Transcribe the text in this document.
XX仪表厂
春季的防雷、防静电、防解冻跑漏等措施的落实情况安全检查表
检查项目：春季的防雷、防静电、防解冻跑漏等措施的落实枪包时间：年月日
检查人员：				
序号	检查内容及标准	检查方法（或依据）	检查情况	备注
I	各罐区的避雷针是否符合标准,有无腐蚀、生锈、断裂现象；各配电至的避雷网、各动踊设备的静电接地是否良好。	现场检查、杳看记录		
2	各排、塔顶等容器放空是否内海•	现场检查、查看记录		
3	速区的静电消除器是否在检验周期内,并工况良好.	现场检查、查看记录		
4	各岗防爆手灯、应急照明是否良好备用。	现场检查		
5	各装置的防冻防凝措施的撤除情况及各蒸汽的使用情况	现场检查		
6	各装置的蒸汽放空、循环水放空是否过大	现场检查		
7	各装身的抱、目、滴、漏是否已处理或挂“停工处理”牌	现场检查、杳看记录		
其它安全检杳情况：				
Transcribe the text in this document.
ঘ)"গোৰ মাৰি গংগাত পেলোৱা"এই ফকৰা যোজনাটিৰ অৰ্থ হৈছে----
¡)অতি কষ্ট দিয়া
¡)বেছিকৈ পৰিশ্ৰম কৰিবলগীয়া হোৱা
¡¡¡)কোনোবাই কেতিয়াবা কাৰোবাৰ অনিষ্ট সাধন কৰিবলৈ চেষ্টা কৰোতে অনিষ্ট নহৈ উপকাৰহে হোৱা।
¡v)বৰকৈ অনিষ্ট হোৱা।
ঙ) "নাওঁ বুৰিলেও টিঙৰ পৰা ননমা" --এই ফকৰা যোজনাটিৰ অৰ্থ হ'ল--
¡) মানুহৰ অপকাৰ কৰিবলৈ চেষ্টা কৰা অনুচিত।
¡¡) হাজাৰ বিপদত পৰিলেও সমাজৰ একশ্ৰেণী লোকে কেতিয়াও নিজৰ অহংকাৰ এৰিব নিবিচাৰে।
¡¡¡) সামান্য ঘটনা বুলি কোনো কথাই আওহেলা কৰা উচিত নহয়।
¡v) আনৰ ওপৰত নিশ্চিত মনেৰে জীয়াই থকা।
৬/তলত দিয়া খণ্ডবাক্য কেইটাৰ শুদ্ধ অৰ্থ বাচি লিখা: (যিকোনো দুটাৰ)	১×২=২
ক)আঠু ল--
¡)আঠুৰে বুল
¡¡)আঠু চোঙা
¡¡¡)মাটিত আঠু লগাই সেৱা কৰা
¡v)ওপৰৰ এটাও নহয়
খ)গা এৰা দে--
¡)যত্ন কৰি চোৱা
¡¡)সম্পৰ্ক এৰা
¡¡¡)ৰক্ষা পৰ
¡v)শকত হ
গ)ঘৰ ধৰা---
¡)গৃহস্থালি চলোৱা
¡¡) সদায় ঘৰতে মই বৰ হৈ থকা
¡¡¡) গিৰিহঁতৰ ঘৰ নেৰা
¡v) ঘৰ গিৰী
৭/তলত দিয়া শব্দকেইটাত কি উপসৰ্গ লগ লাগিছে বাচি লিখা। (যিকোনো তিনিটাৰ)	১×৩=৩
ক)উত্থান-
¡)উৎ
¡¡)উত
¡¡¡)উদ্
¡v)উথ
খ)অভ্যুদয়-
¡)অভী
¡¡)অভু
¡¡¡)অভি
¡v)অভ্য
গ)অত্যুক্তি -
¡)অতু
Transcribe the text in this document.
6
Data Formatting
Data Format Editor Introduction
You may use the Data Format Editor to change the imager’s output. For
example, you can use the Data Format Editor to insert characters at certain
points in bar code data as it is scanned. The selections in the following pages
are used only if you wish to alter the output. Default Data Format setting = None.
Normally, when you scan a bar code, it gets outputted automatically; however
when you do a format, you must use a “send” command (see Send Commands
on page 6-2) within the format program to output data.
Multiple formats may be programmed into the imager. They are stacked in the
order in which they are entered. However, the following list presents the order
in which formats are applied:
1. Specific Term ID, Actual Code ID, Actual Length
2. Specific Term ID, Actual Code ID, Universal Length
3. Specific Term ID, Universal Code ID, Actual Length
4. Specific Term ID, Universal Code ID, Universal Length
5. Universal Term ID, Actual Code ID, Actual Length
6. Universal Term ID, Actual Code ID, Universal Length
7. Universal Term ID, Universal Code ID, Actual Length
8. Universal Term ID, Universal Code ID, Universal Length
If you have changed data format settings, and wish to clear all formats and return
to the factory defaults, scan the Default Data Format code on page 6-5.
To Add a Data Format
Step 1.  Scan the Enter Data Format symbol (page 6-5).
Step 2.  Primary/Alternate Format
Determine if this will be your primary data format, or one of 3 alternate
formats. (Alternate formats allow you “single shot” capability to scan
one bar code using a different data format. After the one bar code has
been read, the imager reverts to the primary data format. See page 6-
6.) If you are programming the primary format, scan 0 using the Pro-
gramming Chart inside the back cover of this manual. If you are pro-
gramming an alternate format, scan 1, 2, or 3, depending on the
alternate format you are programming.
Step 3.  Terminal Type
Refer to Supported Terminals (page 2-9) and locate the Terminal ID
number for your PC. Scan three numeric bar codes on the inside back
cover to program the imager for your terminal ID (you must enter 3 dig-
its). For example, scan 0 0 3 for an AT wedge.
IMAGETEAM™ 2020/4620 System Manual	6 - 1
----
The problem:
Search the data for "cover". Copy every matching line.

Output of the exercise:
gramming Chart inside the back cover of this manual. If you are pro-
cover to program the imager for your terminal ID (you must enter 3 dig-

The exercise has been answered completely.